▶ [Aim]: Select all lines holding the word "triangles" from the entries that follow.
--------------------------------------------------
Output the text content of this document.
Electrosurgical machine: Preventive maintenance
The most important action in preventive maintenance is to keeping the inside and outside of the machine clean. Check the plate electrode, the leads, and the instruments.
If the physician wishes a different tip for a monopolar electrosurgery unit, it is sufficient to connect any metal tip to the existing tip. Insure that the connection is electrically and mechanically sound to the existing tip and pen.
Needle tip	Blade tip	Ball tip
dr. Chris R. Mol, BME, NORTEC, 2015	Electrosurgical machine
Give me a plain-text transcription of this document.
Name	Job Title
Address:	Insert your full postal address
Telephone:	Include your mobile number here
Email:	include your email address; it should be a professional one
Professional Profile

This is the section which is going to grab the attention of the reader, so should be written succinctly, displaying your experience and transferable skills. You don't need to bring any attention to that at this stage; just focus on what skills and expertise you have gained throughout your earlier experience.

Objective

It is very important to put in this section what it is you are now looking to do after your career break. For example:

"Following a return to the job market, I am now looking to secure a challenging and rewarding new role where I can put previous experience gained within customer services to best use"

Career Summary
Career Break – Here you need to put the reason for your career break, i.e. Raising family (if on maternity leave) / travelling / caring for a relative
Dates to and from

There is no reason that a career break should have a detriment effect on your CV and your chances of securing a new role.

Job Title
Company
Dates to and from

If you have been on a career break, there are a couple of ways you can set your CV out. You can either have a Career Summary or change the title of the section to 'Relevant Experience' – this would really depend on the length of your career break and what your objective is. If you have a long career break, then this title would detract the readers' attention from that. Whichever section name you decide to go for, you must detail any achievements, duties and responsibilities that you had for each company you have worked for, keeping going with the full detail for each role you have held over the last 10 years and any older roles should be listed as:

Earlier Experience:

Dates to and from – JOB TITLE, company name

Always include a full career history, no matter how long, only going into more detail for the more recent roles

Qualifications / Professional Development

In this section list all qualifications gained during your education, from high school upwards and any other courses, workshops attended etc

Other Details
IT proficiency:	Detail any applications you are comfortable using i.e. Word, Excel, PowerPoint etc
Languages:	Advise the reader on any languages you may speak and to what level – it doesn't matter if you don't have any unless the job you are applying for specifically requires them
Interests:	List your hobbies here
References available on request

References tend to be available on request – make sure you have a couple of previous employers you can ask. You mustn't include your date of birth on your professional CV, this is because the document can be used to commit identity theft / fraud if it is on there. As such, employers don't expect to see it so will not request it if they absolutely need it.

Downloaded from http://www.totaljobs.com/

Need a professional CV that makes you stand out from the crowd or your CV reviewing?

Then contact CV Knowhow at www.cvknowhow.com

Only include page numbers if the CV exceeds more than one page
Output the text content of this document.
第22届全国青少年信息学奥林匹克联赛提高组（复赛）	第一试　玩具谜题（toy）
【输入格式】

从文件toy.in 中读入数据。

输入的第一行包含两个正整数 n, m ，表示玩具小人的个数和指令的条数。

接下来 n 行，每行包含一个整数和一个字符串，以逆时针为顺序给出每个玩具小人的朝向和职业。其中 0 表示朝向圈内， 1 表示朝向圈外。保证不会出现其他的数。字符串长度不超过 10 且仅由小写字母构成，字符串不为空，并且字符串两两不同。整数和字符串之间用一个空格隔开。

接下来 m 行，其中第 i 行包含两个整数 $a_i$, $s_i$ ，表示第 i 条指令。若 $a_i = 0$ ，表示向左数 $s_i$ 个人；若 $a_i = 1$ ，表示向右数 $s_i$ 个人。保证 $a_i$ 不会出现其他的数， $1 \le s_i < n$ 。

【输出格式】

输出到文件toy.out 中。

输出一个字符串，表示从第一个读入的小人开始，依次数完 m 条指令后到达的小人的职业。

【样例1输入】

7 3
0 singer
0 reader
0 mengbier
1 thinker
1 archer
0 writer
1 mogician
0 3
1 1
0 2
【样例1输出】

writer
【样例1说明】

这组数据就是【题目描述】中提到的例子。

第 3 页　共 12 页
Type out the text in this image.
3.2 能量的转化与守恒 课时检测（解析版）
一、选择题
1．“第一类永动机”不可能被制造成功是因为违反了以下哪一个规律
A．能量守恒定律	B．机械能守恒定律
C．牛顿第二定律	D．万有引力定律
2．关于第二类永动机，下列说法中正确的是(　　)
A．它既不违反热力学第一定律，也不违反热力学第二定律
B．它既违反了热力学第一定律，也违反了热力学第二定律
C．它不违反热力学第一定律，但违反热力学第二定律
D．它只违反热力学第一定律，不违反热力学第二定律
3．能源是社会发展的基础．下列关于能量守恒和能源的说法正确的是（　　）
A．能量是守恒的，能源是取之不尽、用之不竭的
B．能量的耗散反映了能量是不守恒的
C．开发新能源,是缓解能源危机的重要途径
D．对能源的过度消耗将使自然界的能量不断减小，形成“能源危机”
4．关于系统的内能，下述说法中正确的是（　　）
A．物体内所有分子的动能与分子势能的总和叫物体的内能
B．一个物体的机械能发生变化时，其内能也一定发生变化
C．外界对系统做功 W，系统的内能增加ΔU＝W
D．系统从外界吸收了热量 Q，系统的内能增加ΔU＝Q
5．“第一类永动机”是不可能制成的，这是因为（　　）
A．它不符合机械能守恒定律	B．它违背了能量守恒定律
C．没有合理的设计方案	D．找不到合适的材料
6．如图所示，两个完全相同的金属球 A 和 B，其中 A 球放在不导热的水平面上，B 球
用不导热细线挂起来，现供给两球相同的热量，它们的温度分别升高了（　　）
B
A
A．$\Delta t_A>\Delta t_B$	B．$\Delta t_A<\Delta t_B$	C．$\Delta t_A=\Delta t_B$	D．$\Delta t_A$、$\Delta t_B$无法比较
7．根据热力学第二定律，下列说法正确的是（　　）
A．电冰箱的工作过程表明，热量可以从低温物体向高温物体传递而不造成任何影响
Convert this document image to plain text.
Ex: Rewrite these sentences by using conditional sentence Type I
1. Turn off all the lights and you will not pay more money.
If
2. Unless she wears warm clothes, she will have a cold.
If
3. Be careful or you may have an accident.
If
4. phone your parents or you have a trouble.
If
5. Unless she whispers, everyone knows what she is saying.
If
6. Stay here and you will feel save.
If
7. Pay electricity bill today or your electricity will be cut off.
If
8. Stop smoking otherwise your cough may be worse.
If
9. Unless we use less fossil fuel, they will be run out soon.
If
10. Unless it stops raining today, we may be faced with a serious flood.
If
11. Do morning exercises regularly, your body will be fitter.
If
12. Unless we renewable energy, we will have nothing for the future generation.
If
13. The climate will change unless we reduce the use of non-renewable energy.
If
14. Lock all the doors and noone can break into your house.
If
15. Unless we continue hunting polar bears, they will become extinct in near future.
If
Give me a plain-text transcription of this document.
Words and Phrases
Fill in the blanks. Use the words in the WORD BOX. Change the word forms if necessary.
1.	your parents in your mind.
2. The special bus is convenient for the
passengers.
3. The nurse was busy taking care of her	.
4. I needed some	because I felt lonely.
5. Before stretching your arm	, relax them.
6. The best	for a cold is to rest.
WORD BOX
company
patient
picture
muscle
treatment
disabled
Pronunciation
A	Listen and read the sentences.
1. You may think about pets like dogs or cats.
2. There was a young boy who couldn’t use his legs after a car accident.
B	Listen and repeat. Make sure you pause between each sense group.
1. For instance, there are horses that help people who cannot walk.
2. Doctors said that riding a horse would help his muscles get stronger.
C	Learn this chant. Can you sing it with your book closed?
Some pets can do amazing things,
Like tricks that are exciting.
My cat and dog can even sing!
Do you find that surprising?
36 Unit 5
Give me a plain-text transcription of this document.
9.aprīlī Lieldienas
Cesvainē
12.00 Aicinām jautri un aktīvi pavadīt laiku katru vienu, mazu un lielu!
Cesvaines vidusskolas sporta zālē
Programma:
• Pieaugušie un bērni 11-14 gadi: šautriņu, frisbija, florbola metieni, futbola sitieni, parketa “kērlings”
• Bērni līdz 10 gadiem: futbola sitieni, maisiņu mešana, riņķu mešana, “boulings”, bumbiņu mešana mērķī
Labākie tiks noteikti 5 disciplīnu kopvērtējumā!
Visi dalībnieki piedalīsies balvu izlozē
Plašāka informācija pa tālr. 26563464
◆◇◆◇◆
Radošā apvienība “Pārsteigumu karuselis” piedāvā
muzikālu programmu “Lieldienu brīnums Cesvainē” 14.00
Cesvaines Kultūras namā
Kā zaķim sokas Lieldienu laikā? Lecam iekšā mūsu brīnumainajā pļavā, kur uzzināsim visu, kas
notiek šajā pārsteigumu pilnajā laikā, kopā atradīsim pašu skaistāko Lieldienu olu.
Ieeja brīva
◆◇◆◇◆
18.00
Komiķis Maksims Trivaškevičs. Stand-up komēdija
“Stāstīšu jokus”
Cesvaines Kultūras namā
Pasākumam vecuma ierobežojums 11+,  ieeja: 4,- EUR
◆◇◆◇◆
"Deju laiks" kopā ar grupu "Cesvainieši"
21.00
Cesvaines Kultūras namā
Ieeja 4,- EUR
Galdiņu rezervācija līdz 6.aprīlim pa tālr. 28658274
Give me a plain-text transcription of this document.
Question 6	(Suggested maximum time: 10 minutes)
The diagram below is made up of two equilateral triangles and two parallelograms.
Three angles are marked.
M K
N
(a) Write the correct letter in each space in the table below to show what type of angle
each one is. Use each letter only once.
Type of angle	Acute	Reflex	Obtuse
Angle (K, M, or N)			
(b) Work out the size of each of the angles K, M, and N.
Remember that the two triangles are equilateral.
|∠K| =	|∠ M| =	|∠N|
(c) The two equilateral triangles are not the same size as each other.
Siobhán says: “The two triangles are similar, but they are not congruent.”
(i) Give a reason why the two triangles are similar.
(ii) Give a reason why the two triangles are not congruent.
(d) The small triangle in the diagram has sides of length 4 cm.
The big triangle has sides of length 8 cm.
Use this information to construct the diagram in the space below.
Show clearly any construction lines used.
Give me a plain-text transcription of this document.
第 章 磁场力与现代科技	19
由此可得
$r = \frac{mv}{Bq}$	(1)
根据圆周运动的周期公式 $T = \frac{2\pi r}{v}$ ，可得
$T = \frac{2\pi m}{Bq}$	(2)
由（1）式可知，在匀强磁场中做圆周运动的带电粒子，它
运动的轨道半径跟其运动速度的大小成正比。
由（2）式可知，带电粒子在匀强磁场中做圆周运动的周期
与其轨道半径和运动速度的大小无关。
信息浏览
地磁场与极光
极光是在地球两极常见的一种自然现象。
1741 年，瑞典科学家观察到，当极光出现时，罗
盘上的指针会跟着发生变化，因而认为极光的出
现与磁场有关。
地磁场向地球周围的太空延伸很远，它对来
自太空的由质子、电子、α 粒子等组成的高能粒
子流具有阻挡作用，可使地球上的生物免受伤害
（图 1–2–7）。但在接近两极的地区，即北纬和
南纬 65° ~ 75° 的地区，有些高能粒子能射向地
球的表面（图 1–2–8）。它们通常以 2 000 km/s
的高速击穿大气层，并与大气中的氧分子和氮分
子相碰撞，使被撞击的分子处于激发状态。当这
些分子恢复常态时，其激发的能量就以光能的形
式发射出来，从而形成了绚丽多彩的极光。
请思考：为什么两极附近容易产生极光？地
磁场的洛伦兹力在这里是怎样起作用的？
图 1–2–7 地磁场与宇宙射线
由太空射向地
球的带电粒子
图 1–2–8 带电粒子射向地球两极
--------------------------------------------------
▶ [Response to the task]:
The diagram below is made up of two equilateral triangles and two parallelograms.
Remember that the two triangles are equilateral.
(c) The two equilateral triangles are not the same size as each other.
Siobhán says: “The two triangles are similar, but they are not congruent.”
(i) Give a reason why the two triangles are similar.
(ii) Give a reason why the two triangles are not congruent.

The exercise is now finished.